*EXERCISE TASK*
Some lines of these records may hold the word "frac"; state how many, using only the number.

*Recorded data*
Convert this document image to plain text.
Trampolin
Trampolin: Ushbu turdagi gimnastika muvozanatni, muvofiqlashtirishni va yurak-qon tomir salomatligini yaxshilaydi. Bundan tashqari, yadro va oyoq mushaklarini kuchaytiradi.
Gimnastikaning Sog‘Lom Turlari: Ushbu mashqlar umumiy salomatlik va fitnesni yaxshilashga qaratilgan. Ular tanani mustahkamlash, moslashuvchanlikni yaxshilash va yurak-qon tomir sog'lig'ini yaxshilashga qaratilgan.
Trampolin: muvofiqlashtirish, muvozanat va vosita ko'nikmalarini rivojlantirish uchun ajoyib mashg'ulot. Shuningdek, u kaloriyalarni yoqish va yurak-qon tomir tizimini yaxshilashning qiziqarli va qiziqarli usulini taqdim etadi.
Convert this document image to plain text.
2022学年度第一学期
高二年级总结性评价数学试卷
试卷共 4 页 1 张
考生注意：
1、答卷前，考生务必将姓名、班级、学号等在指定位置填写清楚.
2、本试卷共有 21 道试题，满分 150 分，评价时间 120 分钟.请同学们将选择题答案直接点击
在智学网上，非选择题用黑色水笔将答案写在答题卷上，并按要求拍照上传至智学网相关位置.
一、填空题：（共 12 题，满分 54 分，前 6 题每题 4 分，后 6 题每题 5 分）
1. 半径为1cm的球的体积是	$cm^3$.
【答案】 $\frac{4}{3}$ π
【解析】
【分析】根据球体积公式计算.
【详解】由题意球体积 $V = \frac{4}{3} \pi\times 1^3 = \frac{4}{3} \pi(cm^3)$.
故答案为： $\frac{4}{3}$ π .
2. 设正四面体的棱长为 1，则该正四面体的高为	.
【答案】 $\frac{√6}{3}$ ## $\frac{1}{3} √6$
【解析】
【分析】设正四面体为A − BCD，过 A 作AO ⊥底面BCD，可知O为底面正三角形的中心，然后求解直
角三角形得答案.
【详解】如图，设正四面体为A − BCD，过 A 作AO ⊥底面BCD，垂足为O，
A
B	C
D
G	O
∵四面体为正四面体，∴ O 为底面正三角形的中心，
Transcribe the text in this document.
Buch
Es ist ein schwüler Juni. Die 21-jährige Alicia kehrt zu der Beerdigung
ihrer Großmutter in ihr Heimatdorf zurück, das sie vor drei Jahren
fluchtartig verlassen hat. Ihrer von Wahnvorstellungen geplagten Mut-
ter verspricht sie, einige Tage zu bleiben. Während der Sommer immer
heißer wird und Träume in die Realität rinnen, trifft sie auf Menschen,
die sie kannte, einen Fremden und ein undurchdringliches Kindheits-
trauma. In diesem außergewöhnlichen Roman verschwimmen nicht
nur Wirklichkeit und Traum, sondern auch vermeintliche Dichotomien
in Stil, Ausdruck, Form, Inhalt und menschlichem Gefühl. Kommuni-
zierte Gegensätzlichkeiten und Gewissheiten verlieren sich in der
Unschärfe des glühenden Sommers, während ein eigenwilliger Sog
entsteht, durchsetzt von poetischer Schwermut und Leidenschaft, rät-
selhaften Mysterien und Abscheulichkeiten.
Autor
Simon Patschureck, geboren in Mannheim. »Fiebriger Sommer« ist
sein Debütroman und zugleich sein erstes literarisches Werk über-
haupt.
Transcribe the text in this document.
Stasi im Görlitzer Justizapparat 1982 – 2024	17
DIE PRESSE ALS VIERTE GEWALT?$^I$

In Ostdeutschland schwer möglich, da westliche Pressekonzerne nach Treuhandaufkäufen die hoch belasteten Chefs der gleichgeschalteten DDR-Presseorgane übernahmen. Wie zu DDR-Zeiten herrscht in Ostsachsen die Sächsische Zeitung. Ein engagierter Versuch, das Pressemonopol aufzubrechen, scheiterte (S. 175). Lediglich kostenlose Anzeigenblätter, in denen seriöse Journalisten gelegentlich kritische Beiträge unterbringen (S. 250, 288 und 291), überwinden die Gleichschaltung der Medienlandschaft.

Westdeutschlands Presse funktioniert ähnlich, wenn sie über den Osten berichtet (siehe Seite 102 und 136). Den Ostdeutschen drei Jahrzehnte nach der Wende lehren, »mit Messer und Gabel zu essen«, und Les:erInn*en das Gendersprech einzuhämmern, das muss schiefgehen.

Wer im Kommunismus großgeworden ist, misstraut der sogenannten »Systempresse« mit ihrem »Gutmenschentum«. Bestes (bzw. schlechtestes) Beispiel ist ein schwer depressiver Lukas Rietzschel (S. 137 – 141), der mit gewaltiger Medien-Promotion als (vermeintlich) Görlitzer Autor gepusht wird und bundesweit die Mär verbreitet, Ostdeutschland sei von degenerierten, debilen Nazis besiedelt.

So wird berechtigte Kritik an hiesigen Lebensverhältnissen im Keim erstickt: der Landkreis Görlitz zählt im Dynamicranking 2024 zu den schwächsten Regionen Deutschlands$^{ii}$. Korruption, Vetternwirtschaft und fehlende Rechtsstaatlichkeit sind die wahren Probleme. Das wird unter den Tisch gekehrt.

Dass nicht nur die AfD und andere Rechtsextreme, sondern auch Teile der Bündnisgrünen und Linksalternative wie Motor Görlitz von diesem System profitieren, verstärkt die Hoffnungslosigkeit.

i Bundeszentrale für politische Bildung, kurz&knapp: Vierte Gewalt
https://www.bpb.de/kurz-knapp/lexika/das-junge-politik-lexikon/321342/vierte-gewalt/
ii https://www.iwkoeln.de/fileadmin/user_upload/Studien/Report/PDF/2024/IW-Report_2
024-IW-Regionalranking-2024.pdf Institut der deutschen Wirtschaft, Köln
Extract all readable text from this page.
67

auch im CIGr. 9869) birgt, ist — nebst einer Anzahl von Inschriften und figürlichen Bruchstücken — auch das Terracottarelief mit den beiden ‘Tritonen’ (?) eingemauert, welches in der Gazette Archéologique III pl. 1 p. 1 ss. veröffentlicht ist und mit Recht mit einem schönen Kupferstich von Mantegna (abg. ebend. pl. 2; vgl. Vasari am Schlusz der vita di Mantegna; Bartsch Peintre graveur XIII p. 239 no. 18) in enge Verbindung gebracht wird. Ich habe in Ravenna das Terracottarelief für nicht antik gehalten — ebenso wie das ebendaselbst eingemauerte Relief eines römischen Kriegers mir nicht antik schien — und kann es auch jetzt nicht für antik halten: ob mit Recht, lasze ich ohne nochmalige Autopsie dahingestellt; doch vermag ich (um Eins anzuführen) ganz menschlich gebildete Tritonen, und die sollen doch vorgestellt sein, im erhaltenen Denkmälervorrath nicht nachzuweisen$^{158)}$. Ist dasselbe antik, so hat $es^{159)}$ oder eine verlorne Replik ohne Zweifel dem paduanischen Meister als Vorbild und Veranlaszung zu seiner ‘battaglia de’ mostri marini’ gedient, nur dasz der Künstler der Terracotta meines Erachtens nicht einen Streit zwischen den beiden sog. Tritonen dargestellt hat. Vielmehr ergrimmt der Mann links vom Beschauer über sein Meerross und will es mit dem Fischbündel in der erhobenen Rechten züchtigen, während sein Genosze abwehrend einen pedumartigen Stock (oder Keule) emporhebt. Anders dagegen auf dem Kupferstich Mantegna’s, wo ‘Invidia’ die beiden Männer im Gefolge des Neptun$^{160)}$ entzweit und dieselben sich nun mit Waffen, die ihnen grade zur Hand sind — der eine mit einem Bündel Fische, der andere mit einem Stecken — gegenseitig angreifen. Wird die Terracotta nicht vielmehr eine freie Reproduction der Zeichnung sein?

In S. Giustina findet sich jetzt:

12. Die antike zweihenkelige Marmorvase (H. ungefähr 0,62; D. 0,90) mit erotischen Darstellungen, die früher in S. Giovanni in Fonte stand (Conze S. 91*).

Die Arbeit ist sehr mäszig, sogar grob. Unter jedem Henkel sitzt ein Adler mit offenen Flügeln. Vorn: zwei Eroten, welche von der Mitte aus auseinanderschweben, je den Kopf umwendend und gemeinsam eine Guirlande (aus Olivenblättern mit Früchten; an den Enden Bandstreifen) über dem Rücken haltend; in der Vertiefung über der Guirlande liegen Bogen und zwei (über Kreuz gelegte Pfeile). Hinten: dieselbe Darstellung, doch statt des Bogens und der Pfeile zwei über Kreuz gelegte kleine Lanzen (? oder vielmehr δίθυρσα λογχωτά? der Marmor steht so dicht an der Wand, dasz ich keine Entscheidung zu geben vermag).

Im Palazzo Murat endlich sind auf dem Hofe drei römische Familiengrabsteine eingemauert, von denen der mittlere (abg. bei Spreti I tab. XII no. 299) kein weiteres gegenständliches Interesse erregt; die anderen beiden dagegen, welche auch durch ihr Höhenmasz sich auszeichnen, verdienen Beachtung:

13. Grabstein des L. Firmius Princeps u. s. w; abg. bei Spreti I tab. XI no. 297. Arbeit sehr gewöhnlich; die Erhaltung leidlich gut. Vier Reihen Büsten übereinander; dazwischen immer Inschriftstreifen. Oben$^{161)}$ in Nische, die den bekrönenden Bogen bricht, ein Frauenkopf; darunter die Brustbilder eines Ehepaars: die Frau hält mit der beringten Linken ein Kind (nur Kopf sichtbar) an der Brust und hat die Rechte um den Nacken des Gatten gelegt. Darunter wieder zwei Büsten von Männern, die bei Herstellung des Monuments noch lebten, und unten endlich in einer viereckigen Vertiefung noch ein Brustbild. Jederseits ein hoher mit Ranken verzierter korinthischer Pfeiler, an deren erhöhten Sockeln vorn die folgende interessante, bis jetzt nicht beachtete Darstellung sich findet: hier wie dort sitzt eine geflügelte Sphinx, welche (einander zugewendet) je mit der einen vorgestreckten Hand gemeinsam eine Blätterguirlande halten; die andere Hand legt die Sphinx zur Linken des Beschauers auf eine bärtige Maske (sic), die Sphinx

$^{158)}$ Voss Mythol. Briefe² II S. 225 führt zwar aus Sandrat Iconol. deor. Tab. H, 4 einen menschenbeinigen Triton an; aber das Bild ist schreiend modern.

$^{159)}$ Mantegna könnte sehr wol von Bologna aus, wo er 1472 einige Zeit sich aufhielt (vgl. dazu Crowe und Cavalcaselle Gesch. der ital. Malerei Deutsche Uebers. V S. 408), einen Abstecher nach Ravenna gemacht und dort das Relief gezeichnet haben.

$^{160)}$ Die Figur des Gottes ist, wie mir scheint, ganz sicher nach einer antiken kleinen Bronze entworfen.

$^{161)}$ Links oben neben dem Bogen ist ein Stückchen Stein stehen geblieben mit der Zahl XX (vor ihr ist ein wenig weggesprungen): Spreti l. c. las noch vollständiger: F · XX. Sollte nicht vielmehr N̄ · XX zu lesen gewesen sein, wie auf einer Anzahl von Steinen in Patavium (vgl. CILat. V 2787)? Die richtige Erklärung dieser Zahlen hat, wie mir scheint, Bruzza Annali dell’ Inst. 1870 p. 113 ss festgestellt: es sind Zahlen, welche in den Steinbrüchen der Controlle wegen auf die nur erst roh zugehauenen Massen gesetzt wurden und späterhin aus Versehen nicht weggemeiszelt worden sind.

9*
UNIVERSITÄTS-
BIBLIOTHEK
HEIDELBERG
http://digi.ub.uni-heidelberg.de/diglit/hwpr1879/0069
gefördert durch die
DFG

*TASK OUTPUT*
4